BEGIN LISTED ENTRIES
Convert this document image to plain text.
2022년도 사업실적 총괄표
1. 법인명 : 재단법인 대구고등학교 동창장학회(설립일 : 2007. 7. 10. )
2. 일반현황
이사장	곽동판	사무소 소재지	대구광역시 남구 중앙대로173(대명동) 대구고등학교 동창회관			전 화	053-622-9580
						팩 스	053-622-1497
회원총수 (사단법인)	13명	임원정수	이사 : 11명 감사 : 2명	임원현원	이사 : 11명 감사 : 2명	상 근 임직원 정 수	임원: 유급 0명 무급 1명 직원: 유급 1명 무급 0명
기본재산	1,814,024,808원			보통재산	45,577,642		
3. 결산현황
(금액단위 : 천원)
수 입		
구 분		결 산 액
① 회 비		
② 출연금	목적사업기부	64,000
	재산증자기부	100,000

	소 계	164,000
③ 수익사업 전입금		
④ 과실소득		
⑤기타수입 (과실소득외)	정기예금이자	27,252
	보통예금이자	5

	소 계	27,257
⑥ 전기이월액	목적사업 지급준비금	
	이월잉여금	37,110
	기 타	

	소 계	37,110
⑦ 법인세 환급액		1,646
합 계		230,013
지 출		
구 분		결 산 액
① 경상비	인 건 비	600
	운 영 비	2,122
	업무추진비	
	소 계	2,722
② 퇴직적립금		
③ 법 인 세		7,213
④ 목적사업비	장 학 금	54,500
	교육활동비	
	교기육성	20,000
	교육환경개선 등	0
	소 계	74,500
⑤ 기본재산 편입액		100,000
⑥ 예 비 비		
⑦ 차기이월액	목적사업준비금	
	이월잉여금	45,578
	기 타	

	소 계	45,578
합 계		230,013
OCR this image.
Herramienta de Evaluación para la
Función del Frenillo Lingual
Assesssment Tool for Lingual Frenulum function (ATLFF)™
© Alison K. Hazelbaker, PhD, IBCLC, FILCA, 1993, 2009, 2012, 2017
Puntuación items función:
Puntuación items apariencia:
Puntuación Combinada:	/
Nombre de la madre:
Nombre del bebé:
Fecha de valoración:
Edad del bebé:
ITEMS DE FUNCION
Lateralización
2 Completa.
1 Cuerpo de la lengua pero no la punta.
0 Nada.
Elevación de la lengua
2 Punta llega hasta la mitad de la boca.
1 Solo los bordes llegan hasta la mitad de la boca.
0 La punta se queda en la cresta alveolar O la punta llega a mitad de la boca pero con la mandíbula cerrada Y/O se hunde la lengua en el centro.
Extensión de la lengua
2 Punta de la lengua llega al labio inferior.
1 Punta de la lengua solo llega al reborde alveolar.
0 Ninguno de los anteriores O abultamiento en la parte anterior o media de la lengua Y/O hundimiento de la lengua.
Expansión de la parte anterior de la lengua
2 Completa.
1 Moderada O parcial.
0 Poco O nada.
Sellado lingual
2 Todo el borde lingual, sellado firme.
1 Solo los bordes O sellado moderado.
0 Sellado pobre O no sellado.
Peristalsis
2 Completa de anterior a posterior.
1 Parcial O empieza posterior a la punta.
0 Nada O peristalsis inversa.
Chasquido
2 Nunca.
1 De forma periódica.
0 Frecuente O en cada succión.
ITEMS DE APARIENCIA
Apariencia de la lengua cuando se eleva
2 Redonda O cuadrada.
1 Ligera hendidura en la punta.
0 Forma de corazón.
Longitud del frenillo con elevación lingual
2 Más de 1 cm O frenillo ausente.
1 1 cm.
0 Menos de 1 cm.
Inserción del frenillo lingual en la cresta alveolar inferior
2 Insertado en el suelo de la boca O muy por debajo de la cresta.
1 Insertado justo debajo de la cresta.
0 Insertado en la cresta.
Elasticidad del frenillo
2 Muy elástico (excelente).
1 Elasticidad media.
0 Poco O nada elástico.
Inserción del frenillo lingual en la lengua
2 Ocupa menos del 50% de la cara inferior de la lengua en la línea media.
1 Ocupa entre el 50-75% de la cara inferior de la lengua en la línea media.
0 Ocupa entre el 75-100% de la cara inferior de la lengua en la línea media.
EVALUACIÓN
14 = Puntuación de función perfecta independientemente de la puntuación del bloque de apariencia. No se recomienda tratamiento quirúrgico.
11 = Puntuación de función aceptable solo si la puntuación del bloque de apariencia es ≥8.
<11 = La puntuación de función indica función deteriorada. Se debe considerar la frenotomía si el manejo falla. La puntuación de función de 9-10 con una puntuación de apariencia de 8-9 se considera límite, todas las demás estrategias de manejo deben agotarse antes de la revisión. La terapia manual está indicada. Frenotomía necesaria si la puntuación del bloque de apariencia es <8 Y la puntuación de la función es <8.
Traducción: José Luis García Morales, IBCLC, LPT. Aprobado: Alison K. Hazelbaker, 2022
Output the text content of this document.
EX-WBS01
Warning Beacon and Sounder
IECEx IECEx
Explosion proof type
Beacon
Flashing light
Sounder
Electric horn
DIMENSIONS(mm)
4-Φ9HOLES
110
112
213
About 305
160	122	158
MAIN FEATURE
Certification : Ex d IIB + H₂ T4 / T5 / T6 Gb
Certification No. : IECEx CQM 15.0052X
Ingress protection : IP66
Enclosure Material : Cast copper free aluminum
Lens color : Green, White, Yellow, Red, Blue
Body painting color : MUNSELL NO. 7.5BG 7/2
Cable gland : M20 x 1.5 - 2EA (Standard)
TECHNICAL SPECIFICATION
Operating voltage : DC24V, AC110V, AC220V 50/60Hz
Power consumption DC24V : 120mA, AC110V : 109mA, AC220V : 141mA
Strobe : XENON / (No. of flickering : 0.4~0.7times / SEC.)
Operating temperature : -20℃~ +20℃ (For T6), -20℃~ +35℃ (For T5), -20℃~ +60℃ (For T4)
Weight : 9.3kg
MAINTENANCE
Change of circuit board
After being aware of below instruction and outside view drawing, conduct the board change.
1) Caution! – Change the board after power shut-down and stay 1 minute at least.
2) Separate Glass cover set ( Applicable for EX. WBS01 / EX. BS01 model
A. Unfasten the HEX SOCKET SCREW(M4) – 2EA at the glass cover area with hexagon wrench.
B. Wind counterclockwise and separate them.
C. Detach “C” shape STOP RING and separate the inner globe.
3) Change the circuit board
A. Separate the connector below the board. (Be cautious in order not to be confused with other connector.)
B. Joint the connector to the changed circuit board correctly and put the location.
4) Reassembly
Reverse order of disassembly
END LISTED ENTRIES
> _STATED GOAL_: Set down the listing above in full, please, exactly as it appears.

> _OUTPUT BELOW_:
Convert this document image to plain text.
2022년도 사업실적 총괄표
1. 법인명 : 재단법인 대구고등학교 동창장학회(설립일 : 2007. 7. 10. )
2. 일반현황
이사장	곽동판	사무소 소재지	대구광역시 남구 중앙대로173(대명동) 대구고등학교 동창회관			전 화	053-622-9580
						팩 스	053-622-1497
회원총수 (사단법인)	13명	임원정수	이사 : 11명 감사 : 2명	임원현원	이사 : 11명 감사 : 2명	상 근 임직원 정 수	임원: 유급 0명 무급 1명 직원: 유급 1명 무급 0명
기본재산	1,814,024,808원			보통재산	45,577,642		
3. 결산현황
(금액단위 : 천원)
수 입		
구 분		결 산 액
① 회 비		
② 출연금	목적사업기부	64,000
	재산증자기부	100,000

	소 계	164,000
③ 수익사업 전입금		
④ 과실소득		
⑤기타수입 (과실소득외)	정기예금이자	27,252
	보통예금이자	5

	소 계	27,257
⑥ 전기이월액	목적사업 지급준비금	
	이월잉여금	37,110
	기 타	

	소 계	37,110
⑦ 법인세 환급액		1,646
합 계		230,013
지 출		
구 분		결 산 액
① 경상비	인 건 비	600
	운 영 비	2,122
	업무추진비	
	소 계	2,722
② 퇴직적립금		
③ 법 인 세		7,213
④ 목적사업비	장 학 금	54,500
	교육활동비	
	교기육성	20,000
	교육환경개선 등	0
	소 계	74,500
⑤ 기본재산 편입액		100,000
⑥ 예 비 비		
⑦ 차기이월액	목적사업준비금	
	이월잉여금	45,578
	기 타	

	소 계	45,578
합 계		230,013
OCR this image.
Herramienta de Evaluación para la
Función del Frenillo Lingual
Assesssment Tool for Lingual Frenulum function (ATLFF)™
© Alison K. Hazelbaker, PhD, IBCLC, FILCA, 1993, 2009, 2012, 2017
Puntuación items función:
Puntuación items apariencia:
Puntuación Combinada:	/
Nombre de la madre:
Nombre del bebé:
Fecha de valoración:
Edad del bebé:
ITEMS DE FUNCION
Lateralización
2 Completa.
1 Cuerpo de la lengua pero no la punta.
0 Nada.
Elevación de la lengua
2 Punta llega hasta la mitad de la boca.
1 Solo los bordes llegan hasta la mitad de la boca.
0 La punta se queda en la cresta alveolar O la punta llega a mitad de la boca pero con la mandíbula cerrada Y/O se hunde la lengua en el centro.
Extensión de la lengua
2 Punta de la lengua llega al labio inferior.
1 Punta de la lengua solo llega al reborde alveolar.
0 Ninguno de los anteriores O abultamiento en la parte anterior o media de la lengua Y/O hundimiento de la lengua.
Expansión de la parte anterior de la lengua
2 Completa.
1 Moderada O parcial.
0 Poco O nada.
Sellado lingual
2 Todo el borde lingual, sellado firme.
1 Solo los bordes O sellado moderado.
0 Sellado pobre O no sellado.
Peristalsis
2 Completa de anterior a posterior.
1 Parcial O empieza posterior a la punta.
0 Nada O peristalsis inversa.
Chasquido
2 Nunca.
1 De forma periódica.
0 Frecuente O en cada succión.
ITEMS DE APARIENCIA
Apariencia de la lengua cuando se eleva
2 Redonda O cuadrada.
1 Ligera hendidura en la punta.
0 Forma de corazón.
Longitud del frenillo con elevación lingual
2 Más de 1 cm O frenillo ausente.
1 1 cm.
0 Menos de 1 cm.
Inserción del frenillo lingual en la cresta alveolar inferior
2 Insertado en el suelo de la boca O muy por debajo de la cresta.
1 Insertado justo debajo de la cresta.
0 Insertado en la cresta.
Elasticidad del frenillo
2 Muy elástico (excelente).
1 Elasticidad media.
0 Poco O nada elástico.
Inserción del frenillo lingual en la lengua
2 Ocupa menos del 50% de la cara inferior de la lengua en la línea media.
1 Ocupa entre el 50-75% de la cara inferior de la lengua en la línea media.
0 Ocupa entre el 75-100% de la cara inferior de la lengua en la línea media.
EVALUACIÓN
14 = Puntuación de función perfecta independientemente de la puntuación del bloque de apariencia. No se recomienda tratamiento quirúrgico.
11 = Puntuación de función aceptable solo si la puntuación del bloque de apariencia es ≥8.
<11 = La puntuación de función indica función deteriorada. Se debe considerar la frenotomía si el manejo falla. La puntuación de función de 9-10 con una puntuación de apariencia de 8-9 se considera límite, todas las demás estrategias de manejo deben agotarse antes de la revisión. La terapia manual está indicada. Frenotomía necesaria si la puntuación del bloque de apariencia es <8 Y la puntuación de la función es <8.
Traducción: José Luis García Morales, IBCLC, LPT. Aprobado: Alison K. Hazelbaker, 2022
Output the text content of this document.
EX-WBS01
Warning Beacon and Sounder
IECEx IECEx
Explosion proof type
Beacon
Flashing light
Sounder
Electric horn
DIMENSIONS(mm)
4-Φ9HOLES
110
112
213
About 305
160	122	158
MAIN FEATURE
Certification : Ex d IIB + H₂ T4 / T5 / T6 Gb
Certification No. : IECEx CQM 15.0052X
Ingress protection : IP66
Enclosure Material : Cast copper free aluminum
Lens color : Green, White, Yellow, Red, Blue
Body painting color : MUNSELL NO. 7.5BG 7/2
Cable gland : M20 x 1.5 - 2EA (Standard)
TECHNICAL SPECIFICATION
Operating voltage : DC24V, AC110V, AC220V 50/60Hz
Power consumption DC24V : 120mA, AC110V : 109mA, AC220V : 141mA
Strobe : XENON / (No. of flickering : 0.4~0.7times / SEC.)
Operating temperature : -20℃~ +20℃ (For T6), -20℃~ +35℃ (For T5), -20℃~ +60℃ (For T4)
Weight : 9.3kg
MAINTENANCE
Change of circuit board
After being aware of below instruction and outside view drawing, conduct the board change.
1) Caution! – Change the board after power shut-down and stay 1 minute at least.
2) Separate Glass cover set ( Applicable for EX. WBS01 / EX. BS01 model
A. Unfasten the HEX SOCKET SCREW(M4) – 2EA at the glass cover area with hexagon wrench.
B. Wind counterclockwise and separate them.
C. Detach “C” shape STOP RING and separate the inner globe.
3) Change the circuit board
A. Separate the connector below the board. (Be cautious in order not to be confused with other connector.)
B. Joint the connector to the changed circuit board correctly and put the location.
4) Reassembly
Reverse order of disassembly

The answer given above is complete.